• [Do this]
Repeat, exactly and completely, the entries shown underneath.

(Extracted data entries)
____________________

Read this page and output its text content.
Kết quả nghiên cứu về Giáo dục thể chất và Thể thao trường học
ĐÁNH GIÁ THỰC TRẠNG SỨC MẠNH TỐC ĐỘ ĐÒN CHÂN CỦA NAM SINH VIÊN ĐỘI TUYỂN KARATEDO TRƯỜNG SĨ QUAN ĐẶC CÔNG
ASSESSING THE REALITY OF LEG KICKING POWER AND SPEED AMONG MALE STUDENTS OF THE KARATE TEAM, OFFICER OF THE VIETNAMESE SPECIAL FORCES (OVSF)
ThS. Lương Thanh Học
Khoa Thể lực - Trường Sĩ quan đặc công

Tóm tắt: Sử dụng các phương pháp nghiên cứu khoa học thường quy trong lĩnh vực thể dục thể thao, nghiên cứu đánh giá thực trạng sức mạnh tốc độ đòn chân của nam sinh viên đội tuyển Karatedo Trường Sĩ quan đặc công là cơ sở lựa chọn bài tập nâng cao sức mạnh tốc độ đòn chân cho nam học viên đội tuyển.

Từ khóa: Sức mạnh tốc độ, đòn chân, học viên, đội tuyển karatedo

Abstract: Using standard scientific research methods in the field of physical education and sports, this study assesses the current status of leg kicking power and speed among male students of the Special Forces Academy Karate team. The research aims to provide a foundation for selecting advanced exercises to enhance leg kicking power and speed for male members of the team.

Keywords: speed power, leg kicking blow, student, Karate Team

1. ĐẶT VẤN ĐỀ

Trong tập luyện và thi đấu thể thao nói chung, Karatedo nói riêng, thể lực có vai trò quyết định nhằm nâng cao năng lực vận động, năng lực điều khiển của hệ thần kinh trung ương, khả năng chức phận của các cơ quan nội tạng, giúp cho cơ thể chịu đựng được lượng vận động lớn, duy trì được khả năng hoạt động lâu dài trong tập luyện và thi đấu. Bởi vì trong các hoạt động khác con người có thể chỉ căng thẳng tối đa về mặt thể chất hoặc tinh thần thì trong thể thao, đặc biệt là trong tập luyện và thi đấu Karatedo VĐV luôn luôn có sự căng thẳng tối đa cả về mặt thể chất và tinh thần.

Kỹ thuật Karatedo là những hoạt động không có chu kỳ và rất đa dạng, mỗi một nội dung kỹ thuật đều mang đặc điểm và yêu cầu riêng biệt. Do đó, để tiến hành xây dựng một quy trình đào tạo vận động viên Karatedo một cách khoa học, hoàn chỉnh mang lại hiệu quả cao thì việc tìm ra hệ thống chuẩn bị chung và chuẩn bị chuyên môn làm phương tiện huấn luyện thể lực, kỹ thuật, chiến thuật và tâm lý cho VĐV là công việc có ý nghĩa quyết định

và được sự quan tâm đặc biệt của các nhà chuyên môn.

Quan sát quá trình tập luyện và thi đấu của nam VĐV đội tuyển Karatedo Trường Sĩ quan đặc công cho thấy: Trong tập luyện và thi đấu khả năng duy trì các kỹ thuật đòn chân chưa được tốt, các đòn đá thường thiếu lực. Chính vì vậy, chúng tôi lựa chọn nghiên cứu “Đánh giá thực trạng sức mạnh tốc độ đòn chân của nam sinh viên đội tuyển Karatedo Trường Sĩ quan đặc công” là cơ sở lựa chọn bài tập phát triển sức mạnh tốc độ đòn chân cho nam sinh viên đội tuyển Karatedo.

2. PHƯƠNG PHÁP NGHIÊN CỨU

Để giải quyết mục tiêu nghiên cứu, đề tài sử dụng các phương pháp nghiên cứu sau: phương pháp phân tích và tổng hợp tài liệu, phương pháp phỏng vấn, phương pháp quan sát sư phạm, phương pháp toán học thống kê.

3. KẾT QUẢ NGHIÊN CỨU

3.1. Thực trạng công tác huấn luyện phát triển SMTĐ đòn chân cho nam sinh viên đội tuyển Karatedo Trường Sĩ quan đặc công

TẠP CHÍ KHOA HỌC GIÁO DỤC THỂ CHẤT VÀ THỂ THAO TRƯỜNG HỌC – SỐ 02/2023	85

____________________

• [Solution to the exercise]
Read this page and output its text content.
Kết quả nghiên cứu về Giáo dục thể chất và Thể thao trường học
ĐÁNH GIÁ THỰC TRẠNG SỨC MẠNH TỐC ĐỘ ĐÒN CHÂN CỦA NAM SINH VIÊN ĐỘI TUYỂN KARATEDO TRƯỜNG SĨ QUAN ĐẶC CÔNG
ASSESSING THE REALITY OF LEG KICKING POWER AND SPEED AMONG MALE STUDENTS OF THE KARATE TEAM, OFFICER OF THE VIETNAMESE SPECIAL FORCES (OVSF)
ThS. Lương Thanh Học
Khoa Thể lực - Trường Sĩ quan đặc công

Tóm tắt: Sử dụng các phương pháp nghiên cứu khoa học thường quy trong lĩnh vực thể dục thể thao, nghiên cứu đánh giá thực trạng sức mạnh tốc độ đòn chân của nam sinh viên đội tuyển Karatedo Trường Sĩ quan đặc công là cơ sở lựa chọn bài tập nâng cao sức mạnh tốc độ đòn chân cho nam học viên đội tuyển.

Từ khóa: Sức mạnh tốc độ, đòn chân, học viên, đội tuyển karatedo

Abstract: Using standard scientific research methods in the field of physical education and sports, this study assesses the current status of leg kicking power and speed among male students of the Special Forces Academy Karate team. The research aims to provide a foundation for selecting advanced exercises to enhance leg kicking power and speed for male members of the team.

Keywords: speed power, leg kicking blow, student, Karate Team

1. ĐẶT VẤN ĐỀ

Trong tập luyện và thi đấu thể thao nói chung, Karatedo nói riêng, thể lực có vai trò quyết định nhằm nâng cao năng lực vận động, năng lực điều khiển của hệ thần kinh trung ương, khả năng chức phận của các cơ quan nội tạng, giúp cho cơ thể chịu đựng được lượng vận động lớn, duy trì được khả năng hoạt động lâu dài trong tập luyện và thi đấu. Bởi vì trong các hoạt động khác con người có thể chỉ căng thẳng tối đa về mặt thể chất hoặc tinh thần thì trong thể thao, đặc biệt là trong tập luyện và thi đấu Karatedo VĐV luôn luôn có sự căng thẳng tối đa cả về mặt thể chất và tinh thần.

Kỹ thuật Karatedo là những hoạt động không có chu kỳ và rất đa dạng, mỗi một nội dung kỹ thuật đều mang đặc điểm và yêu cầu riêng biệt. Do đó, để tiến hành xây dựng một quy trình đào tạo vận động viên Karatedo một cách khoa học, hoàn chỉnh mang lại hiệu quả cao thì việc tìm ra hệ thống chuẩn bị chung và chuẩn bị chuyên môn làm phương tiện huấn luyện thể lực, kỹ thuật, chiến thuật và tâm lý cho VĐV là công việc có ý nghĩa quyết định

và được sự quan tâm đặc biệt của các nhà chuyên môn.

Quan sát quá trình tập luyện và thi đấu của nam VĐV đội tuyển Karatedo Trường Sĩ quan đặc công cho thấy: Trong tập luyện và thi đấu khả năng duy trì các kỹ thuật đòn chân chưa được tốt, các đòn đá thường thiếu lực. Chính vì vậy, chúng tôi lựa chọn nghiên cứu “Đánh giá thực trạng sức mạnh tốc độ đòn chân của nam sinh viên đội tuyển Karatedo Trường Sĩ quan đặc công” là cơ sở lựa chọn bài tập phát triển sức mạnh tốc độ đòn chân cho nam sinh viên đội tuyển Karatedo.

2. PHƯƠNG PHÁP NGHIÊN CỨU

Để giải quyết mục tiêu nghiên cứu, đề tài sử dụng các phương pháp nghiên cứu sau: phương pháp phân tích và tổng hợp tài liệu, phương pháp phỏng vấn, phương pháp quan sát sư phạm, phương pháp toán học thống kê.

3. KẾT QUẢ NGHIÊN CỨU

3.1. Thực trạng công tác huấn luyện phát triển SMTĐ đòn chân cho nam sinh viên đội tuyển Karatedo Trường Sĩ quan đặc công

TẠP CHÍ KHOA HỌC GIÁO DỤC THỂ CHẤT VÀ THỂ THAO TRƯỜNG HỌC – SỐ 02/2023	85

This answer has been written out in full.